### [Brief]
What follows is a block of records; restate each one word for word.

##### Extracted information

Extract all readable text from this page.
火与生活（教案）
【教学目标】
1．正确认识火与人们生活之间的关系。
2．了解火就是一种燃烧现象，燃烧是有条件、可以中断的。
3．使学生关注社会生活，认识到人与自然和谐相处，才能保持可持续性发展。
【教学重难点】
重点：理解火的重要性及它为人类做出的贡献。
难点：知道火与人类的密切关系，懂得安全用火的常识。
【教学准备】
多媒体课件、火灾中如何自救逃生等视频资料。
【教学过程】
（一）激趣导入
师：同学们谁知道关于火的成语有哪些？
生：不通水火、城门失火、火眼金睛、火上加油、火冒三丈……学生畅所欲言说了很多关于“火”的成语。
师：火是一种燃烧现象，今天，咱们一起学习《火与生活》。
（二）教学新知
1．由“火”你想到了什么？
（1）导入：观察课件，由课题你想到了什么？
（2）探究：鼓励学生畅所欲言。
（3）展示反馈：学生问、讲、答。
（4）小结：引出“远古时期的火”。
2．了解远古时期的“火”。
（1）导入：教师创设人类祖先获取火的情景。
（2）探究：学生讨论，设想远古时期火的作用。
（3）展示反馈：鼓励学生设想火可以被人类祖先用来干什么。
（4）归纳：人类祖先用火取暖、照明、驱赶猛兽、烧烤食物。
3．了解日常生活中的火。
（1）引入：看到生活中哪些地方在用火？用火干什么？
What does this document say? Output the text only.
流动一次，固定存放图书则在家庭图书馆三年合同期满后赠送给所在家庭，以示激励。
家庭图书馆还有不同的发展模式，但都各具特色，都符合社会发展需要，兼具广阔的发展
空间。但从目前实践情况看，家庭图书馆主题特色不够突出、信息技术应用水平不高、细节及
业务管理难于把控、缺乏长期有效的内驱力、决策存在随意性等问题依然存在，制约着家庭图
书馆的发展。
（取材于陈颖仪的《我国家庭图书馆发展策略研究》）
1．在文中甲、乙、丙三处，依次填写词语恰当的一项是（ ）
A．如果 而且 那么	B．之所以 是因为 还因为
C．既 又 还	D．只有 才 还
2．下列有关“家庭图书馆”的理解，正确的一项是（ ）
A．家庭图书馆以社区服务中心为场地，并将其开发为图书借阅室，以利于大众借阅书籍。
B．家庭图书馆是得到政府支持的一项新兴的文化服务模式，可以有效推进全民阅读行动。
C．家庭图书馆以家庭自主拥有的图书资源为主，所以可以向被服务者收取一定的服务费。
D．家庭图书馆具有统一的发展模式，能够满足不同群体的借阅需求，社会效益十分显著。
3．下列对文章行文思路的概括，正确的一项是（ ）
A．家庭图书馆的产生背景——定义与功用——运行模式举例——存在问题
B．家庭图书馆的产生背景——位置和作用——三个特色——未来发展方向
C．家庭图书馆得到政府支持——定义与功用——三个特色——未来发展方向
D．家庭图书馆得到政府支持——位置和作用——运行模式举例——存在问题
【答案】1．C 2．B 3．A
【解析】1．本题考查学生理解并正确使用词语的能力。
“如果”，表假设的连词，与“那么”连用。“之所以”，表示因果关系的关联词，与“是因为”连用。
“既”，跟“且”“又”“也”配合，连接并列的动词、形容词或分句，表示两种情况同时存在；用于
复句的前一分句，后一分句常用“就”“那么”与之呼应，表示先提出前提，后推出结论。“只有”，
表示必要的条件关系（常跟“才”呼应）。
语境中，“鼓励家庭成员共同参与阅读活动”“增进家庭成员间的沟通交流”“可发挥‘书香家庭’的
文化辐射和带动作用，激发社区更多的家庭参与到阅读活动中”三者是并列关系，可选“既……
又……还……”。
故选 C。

##########

### [Correct response]
Extract all readable text from this page.
火与生活（教案）
【教学目标】
1．正确认识火与人们生活之间的关系。
2．了解火就是一种燃烧现象，燃烧是有条件、可以中断的。
3．使学生关注社会生活，认识到人与自然和谐相处，才能保持可持续性发展。
【教学重难点】
重点：理解火的重要性及它为人类做出的贡献。
难点：知道火与人类的密切关系，懂得安全用火的常识。
【教学准备】
多媒体课件、火灾中如何自救逃生等视频资料。
【教学过程】
（一）激趣导入
师：同学们谁知道关于火的成语有哪些？
生：不通水火、城门失火、火眼金睛、火上加油、火冒三丈……学生畅所欲言说了很多关于“火”的成语。
师：火是一种燃烧现象，今天，咱们一起学习《火与生活》。
（二）教学新知
1．由“火”你想到了什么？
（1）导入：观察课件，由课题你想到了什么？
（2）探究：鼓励学生畅所欲言。
（3）展示反馈：学生问、讲、答。
（4）小结：引出“远古时期的火”。
2．了解远古时期的“火”。
（1）导入：教师创设人类祖先获取火的情景。
（2）探究：学生讨论，设想远古时期火的作用。
（3）展示反馈：鼓励学生设想火可以被人类祖先用来干什么。
（4）归纳：人类祖先用火取暖、照明、驱赶猛兽、烧烤食物。
3．了解日常生活中的火。
（1）引入：看到生活中哪些地方在用火？用火干什么？
What does this document say? Output the text only.
流动一次，固定存放图书则在家庭图书馆三年合同期满后赠送给所在家庭，以示激励。
家庭图书馆还有不同的发展模式，但都各具特色，都符合社会发展需要，兼具广阔的发展
空间。但从目前实践情况看，家庭图书馆主题特色不够突出、信息技术应用水平不高、细节及
业务管理难于把控、缺乏长期有效的内驱力、决策存在随意性等问题依然存在，制约着家庭图
书馆的发展。
（取材于陈颖仪的《我国家庭图书馆发展策略研究》）
1．在文中甲、乙、丙三处，依次填写词语恰当的一项是（ ）
A．如果 而且 那么	B．之所以 是因为 还因为
C．既 又 还	D．只有 才 还
2．下列有关“家庭图书馆”的理解，正确的一项是（ ）
A．家庭图书馆以社区服务中心为场地，并将其开发为图书借阅室，以利于大众借阅书籍。
B．家庭图书馆是得到政府支持的一项新兴的文化服务模式，可以有效推进全民阅读行动。
C．家庭图书馆以家庭自主拥有的图书资源为主，所以可以向被服务者收取一定的服务费。
D．家庭图书馆具有统一的发展模式，能够满足不同群体的借阅需求，社会效益十分显著。
3．下列对文章行文思路的概括，正确的一项是（ ）
A．家庭图书馆的产生背景——定义与功用——运行模式举例——存在问题
B．家庭图书馆的产生背景——位置和作用——三个特色——未来发展方向
C．家庭图书馆得到政府支持——定义与功用——三个特色——未来发展方向
D．家庭图书馆得到政府支持——位置和作用——运行模式举例——存在问题
【答案】1．C 2．B 3．A
【解析】1．本题考查学生理解并正确使用词语的能力。
“如果”，表假设的连词，与“那么”连用。“之所以”，表示因果关系的关联词，与“是因为”连用。
“既”，跟“且”“又”“也”配合，连接并列的动词、形容词或分句，表示两种情况同时存在；用于
复句的前一分句，后一分句常用“就”“那么”与之呼应，表示先提出前提，后推出结论。“只有”，
表示必要的条件关系（常跟“才”呼应）。
语境中，“鼓励家庭成员共同参与阅读活动”“增进家庭成员间的沟通交流”“可发挥‘书香家庭’的
文化辐射和带动作用，激发社区更多的家庭参与到阅读活动中”三者是并列关系，可选“既……
又……还……”。
故选 C。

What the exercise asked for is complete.